------ Reading text

= Theme (narrative) =

Central topic, subject, or message within a narrative

In narratology, literary criticism, film studies, dramatics, and related disciplines, a theme is any major topic, subject, or message within a story. Themes are ideas that are central to a story, which can often be summed in a single abstract noun (for example, love, death, betrayal, nostalgia, or parenthood) or noun phrase (for example, coming of age, humans in conflict with technology, seeking spirituality in the modern era, or the dangers of unchecked ambition). A theme may be exemplified by the actions, utterances, or thoughts of characters, as in the theme of loneliness in John Steinbeck's Of Mice and Men, wherein many of the characters seem isolated and long for community with others. It may overlap with a thesis: a text's or creator's central argument or position regarding a theme from the story.

A story may have many themes, especially longer works, such as novels, plays, films, and television series. Themes often explore historically common or cross-culturally recognizable ideas, such as ethical questions, and are usually implied rather than stated explicitly. An example of this would be whether one should live a seemingly better life, at the price of giving up parts of one's humanity, which is a theme in Aldous Huxley's Brave New World. Along with plot, character, setting, and style, theme is considered one of the components of fiction. Themes can be divided into two categories: a work's thematic concept is what readers "think the work is about" and its thematic statement being "what the work says about the subject".

------------
------ Supplied entries

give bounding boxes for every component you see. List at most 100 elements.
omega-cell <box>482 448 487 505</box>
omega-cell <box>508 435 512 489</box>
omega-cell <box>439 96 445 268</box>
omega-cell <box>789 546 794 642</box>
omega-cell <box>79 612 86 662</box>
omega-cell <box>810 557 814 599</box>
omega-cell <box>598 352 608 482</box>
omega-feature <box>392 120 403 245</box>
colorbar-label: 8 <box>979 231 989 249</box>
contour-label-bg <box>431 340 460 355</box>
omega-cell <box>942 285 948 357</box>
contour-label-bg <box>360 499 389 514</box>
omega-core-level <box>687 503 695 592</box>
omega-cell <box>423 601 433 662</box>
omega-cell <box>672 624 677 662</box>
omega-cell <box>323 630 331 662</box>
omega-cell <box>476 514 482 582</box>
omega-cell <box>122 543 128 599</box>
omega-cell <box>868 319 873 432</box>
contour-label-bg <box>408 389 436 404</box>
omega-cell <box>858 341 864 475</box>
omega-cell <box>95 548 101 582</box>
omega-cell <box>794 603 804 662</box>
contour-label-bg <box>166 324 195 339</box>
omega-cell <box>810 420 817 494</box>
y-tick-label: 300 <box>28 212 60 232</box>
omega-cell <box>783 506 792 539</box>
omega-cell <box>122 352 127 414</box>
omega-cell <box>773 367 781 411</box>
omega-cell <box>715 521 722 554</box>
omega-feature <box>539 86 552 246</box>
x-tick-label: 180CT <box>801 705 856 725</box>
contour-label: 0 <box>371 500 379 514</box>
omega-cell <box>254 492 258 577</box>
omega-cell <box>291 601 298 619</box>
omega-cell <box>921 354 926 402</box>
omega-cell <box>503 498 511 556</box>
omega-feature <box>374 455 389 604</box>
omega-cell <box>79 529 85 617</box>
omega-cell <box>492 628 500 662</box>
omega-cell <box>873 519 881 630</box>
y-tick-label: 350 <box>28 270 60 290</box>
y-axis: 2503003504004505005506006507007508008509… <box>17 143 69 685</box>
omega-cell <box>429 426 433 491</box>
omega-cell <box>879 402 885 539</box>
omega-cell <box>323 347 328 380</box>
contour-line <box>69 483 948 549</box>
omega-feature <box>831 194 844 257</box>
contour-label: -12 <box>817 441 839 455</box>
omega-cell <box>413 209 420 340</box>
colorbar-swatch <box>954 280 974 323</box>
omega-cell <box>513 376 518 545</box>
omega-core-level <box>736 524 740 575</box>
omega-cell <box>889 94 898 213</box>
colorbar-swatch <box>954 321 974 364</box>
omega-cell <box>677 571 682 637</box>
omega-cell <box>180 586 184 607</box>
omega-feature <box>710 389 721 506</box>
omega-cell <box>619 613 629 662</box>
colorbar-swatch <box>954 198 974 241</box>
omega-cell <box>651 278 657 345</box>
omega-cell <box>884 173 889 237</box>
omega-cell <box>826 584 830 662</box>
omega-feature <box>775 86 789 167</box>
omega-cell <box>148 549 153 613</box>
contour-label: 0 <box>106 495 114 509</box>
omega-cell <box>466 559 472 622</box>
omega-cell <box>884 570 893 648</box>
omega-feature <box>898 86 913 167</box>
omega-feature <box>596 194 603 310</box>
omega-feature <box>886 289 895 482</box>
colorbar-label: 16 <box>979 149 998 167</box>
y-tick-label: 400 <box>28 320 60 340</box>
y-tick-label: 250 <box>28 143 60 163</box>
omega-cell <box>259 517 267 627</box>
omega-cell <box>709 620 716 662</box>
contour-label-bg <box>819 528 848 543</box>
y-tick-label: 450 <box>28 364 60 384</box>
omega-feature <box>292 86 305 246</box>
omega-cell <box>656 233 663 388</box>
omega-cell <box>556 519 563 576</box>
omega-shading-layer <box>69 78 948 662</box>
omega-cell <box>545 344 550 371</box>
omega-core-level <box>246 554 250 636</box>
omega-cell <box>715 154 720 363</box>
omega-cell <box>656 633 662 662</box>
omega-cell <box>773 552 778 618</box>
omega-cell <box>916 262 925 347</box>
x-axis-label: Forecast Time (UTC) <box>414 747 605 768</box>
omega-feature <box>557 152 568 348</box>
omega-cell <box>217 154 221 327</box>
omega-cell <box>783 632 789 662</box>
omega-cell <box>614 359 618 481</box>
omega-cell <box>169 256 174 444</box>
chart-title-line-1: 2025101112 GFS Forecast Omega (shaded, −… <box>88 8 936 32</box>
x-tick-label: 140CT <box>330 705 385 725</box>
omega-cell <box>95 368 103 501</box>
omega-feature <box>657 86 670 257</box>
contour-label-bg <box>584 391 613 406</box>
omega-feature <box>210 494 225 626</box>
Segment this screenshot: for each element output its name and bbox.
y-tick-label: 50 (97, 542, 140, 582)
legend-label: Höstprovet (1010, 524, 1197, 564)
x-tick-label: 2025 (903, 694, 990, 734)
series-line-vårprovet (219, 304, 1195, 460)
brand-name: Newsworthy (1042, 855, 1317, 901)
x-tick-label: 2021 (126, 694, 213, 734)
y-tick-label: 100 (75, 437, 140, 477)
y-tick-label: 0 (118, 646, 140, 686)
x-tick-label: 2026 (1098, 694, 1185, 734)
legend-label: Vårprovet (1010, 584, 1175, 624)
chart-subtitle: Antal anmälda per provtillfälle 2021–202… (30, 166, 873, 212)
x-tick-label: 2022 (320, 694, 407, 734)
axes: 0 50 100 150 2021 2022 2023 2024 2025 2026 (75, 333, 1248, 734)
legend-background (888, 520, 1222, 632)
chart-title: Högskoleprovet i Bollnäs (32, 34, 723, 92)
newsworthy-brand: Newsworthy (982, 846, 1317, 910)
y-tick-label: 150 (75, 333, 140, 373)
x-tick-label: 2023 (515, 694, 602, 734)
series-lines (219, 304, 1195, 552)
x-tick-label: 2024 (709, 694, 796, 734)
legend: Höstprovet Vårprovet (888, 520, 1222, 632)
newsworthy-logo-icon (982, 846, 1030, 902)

------------

§ **Challenges**:
A. Using the text on narrative theme, answer the following:
(i) Which work is given as an example of the theme of loneliness?
(ii) Besides theme, which components of fiction does the text list?
(iii) How does the text describe a work's thematic statement?
B. Print the passage from the text on narrative theme, starting at "Central topic, subject, or" and ending at "from the story.".

§ **Answers for the exercise**:
A.
(i) John Steinbeck's Of Mice and Men
(ii) Plot, character, setting, and style
(iii) As "what the work says about the subject"

B.
Central topic, subject, or message within a narrative

In narratology, literary criticism, film studies, dramatics, and related disciplines, a theme is any major topic, subject, or message within a story. Themes are ideas that are central to a story, which can often be summed in a single abstract noun (for example, love, death, betrayal, nostalgia, or parenthood) or noun phrase (for example, coming of age, humans in conflict with technology, seeking spirituality in the modern era, or the dangers of unchecked ambition). A theme may be exemplified by the actions, utterances, or thoughts of characters, as in the theme of loneliness in John Steinbeck's Of Mice and Men, wherein many of the characters seem isolated and long for community with others. It may overlap with a thesis: a text's or creator's central argument or position regarding a theme from the story.